# SHORT PROBLEM:
Identify and copy all lines of the material where the string "JSON" is found.

# MATERIAL SHOWN:

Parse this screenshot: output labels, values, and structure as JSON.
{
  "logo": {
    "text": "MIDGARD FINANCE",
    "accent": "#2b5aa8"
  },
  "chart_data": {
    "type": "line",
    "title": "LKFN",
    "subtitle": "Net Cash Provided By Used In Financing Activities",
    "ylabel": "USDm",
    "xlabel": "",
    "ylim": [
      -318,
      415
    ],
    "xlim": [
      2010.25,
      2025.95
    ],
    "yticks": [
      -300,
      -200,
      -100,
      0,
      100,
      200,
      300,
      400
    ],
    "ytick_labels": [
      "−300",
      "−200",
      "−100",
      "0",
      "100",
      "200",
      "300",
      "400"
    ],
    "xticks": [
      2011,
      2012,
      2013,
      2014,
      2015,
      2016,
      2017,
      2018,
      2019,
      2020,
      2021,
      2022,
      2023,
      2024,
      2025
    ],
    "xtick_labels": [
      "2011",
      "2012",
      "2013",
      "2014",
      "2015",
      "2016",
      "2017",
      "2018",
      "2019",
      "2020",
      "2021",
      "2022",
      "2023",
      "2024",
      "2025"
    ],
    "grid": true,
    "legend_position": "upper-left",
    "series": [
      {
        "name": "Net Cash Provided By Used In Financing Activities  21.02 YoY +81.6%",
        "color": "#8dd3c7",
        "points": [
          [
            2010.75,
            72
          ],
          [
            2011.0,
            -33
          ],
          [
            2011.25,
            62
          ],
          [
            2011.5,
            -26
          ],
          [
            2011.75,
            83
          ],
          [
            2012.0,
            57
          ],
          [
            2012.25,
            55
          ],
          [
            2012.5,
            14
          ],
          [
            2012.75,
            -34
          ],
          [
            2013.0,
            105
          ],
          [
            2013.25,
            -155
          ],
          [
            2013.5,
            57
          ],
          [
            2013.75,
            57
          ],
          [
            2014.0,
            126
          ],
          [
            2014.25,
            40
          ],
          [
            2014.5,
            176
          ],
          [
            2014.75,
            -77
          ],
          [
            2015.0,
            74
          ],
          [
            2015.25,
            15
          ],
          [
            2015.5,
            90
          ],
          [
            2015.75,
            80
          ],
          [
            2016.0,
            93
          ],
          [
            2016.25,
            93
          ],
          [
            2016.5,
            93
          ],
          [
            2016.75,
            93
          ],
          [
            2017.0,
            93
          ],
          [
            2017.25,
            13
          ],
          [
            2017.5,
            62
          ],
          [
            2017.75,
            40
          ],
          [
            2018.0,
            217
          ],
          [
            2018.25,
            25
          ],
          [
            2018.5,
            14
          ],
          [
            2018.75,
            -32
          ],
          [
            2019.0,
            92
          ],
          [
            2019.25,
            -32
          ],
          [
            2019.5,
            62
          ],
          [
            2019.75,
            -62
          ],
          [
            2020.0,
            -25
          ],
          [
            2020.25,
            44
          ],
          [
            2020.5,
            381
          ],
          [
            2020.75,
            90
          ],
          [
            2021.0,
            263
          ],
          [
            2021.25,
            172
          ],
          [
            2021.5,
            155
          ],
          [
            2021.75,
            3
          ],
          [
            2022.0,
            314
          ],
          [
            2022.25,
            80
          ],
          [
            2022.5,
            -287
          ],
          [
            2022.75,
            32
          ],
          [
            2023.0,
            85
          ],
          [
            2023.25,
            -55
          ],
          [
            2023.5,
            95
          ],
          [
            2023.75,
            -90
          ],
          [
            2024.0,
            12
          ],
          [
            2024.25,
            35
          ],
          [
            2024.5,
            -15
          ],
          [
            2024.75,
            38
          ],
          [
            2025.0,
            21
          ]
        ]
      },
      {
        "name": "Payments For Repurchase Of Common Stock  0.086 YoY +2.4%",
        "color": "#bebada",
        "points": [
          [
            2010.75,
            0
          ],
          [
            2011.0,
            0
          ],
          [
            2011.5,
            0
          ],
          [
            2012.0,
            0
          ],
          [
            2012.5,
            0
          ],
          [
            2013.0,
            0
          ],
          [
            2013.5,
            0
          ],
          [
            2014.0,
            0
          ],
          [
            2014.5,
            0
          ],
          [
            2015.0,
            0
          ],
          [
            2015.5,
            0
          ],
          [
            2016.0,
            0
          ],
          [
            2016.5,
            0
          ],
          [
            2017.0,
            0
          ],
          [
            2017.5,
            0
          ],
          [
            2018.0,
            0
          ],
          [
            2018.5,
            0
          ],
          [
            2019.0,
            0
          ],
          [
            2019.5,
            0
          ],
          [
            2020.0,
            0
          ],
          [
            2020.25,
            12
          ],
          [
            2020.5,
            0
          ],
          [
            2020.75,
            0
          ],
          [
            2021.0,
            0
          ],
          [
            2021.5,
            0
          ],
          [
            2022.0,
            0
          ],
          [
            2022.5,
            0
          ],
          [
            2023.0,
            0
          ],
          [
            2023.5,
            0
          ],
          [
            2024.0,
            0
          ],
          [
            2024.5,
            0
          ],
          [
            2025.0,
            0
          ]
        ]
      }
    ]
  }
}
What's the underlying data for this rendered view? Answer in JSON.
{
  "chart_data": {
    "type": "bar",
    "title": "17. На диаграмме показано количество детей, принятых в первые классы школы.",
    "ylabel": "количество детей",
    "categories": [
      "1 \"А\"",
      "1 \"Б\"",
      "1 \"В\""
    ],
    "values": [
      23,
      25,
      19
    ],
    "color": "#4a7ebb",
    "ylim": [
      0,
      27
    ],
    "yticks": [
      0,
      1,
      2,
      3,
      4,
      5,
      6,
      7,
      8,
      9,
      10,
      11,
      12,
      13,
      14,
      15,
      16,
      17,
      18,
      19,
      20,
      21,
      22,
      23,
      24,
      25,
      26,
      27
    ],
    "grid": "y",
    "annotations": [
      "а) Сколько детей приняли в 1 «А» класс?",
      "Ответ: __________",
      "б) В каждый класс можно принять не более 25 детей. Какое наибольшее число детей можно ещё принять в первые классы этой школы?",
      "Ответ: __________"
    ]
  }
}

# TASK SOLUTION:
Parse this screenshot: output labels, values, and structure as JSON.
What's the underlying data for this rendered view? Answer in JSON.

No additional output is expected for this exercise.